** begin Dataset content **

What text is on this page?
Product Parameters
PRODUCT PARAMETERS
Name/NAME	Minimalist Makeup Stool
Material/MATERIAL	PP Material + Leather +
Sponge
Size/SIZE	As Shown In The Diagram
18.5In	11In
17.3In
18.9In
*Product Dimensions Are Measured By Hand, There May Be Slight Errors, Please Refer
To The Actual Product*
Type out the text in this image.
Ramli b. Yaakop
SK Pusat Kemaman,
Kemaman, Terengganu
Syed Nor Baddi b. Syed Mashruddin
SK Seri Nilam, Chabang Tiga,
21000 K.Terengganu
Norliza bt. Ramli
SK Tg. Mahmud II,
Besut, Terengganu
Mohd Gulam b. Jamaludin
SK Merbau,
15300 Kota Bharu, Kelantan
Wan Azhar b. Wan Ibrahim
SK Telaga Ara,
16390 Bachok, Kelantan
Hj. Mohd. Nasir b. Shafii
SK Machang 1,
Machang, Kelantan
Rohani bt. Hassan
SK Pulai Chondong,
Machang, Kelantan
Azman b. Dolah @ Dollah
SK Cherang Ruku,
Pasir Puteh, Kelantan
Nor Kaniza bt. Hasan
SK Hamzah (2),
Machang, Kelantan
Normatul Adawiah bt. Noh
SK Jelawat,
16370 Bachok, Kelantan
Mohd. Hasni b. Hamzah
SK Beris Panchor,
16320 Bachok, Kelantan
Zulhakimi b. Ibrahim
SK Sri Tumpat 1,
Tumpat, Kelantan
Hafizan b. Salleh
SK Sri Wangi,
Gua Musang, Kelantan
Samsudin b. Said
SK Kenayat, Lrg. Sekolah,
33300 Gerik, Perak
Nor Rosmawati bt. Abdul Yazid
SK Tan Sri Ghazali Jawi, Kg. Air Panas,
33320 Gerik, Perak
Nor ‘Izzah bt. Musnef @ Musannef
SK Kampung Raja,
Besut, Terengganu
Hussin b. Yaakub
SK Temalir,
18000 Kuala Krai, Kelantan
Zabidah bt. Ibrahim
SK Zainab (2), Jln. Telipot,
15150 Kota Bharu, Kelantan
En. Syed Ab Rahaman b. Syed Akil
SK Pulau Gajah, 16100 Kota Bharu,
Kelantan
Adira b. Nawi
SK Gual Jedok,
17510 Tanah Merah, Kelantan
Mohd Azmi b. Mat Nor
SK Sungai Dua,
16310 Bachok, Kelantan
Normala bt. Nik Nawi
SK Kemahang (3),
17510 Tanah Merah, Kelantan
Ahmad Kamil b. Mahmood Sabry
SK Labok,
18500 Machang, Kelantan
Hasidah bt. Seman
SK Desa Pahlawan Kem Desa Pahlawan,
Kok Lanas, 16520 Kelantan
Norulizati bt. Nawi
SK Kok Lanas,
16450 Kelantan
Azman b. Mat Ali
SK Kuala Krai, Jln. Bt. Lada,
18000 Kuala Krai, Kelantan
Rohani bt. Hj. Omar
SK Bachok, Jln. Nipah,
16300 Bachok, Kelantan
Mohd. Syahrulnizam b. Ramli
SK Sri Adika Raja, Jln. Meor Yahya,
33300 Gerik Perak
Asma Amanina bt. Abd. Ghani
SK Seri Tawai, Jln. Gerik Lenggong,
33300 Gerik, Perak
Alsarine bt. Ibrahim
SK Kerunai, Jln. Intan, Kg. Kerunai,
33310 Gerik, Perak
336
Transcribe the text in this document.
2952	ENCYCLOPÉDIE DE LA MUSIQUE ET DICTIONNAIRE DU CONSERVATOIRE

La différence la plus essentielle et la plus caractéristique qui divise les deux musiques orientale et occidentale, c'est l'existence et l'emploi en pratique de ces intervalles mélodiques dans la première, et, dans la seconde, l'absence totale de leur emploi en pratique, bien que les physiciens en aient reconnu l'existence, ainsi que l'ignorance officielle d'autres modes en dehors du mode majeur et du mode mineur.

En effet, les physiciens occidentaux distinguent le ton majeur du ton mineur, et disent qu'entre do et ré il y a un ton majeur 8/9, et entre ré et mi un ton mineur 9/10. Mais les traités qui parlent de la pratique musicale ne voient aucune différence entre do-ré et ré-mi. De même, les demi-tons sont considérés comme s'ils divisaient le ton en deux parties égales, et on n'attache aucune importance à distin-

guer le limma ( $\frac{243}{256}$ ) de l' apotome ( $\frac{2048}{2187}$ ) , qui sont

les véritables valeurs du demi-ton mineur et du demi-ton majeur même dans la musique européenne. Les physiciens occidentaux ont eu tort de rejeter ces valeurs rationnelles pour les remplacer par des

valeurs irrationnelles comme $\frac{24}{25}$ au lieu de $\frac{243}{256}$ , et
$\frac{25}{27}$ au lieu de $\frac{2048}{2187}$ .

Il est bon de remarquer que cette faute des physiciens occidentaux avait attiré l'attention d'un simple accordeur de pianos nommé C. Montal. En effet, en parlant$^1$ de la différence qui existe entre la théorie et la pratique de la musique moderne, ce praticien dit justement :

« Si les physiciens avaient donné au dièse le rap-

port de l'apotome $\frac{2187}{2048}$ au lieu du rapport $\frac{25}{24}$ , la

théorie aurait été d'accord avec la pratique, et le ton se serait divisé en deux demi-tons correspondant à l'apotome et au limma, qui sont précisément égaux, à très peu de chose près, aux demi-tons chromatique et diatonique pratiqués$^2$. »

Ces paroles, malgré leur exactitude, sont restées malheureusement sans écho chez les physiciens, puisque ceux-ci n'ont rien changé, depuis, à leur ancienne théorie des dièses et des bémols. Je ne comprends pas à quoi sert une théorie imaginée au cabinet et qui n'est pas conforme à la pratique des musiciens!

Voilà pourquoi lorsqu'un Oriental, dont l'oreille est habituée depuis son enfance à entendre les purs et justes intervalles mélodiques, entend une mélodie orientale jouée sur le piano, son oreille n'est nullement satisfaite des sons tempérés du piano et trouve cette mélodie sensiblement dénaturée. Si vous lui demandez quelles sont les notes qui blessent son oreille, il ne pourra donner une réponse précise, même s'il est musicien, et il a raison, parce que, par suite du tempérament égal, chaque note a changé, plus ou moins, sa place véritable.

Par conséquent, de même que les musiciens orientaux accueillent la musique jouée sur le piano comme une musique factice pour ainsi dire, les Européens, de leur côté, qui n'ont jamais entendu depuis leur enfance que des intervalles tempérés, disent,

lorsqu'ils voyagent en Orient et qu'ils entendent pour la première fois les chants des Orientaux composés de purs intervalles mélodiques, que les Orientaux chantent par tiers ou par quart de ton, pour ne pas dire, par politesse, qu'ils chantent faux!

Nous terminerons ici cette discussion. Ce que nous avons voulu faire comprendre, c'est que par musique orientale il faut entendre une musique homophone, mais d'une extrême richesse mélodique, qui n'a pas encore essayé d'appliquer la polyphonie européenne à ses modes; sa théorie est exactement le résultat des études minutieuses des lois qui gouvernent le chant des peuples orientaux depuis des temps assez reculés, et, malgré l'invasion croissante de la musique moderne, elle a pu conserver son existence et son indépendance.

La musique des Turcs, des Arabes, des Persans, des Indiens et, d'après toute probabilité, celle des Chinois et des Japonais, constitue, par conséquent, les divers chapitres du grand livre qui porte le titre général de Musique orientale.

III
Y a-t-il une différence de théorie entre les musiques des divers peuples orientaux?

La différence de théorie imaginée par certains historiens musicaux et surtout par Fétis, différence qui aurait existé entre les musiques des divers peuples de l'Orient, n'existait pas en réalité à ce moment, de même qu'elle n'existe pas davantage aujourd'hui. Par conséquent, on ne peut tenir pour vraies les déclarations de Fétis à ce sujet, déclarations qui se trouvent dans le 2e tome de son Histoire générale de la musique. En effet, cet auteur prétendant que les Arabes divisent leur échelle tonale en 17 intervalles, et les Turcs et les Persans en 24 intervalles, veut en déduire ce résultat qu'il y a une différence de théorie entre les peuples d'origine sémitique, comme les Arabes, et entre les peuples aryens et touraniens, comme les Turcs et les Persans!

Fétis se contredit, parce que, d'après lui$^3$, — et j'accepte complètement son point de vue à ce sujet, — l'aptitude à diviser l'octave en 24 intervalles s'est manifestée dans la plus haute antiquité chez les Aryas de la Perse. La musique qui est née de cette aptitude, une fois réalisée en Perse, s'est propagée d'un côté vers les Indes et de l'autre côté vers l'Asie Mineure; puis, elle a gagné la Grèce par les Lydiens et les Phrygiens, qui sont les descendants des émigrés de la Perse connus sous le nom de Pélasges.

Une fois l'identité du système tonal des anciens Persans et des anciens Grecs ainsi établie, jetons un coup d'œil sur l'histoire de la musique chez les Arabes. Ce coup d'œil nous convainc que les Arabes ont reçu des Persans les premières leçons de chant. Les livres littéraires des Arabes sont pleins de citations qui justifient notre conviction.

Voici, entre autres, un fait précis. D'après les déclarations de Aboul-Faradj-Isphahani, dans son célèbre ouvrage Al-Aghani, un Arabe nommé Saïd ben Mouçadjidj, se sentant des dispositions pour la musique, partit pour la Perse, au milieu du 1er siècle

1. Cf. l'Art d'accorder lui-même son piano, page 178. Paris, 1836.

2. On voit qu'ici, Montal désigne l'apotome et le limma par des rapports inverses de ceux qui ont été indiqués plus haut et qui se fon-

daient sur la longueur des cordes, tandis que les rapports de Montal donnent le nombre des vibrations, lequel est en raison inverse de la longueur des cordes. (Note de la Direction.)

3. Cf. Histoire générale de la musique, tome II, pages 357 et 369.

** end Dataset content **

Exercise task — Look over the listing. Pull out every line with the string "Mohd" in it.

Exercise result —
Mohd Gulam b. Jamaludin
Hj. Mohd. Nasir b. Shafii
Mohd. Hasni b. Hamzah
Mohd Azmi b. Mat Nor
Mohd. Syahrulnizam b. Ramli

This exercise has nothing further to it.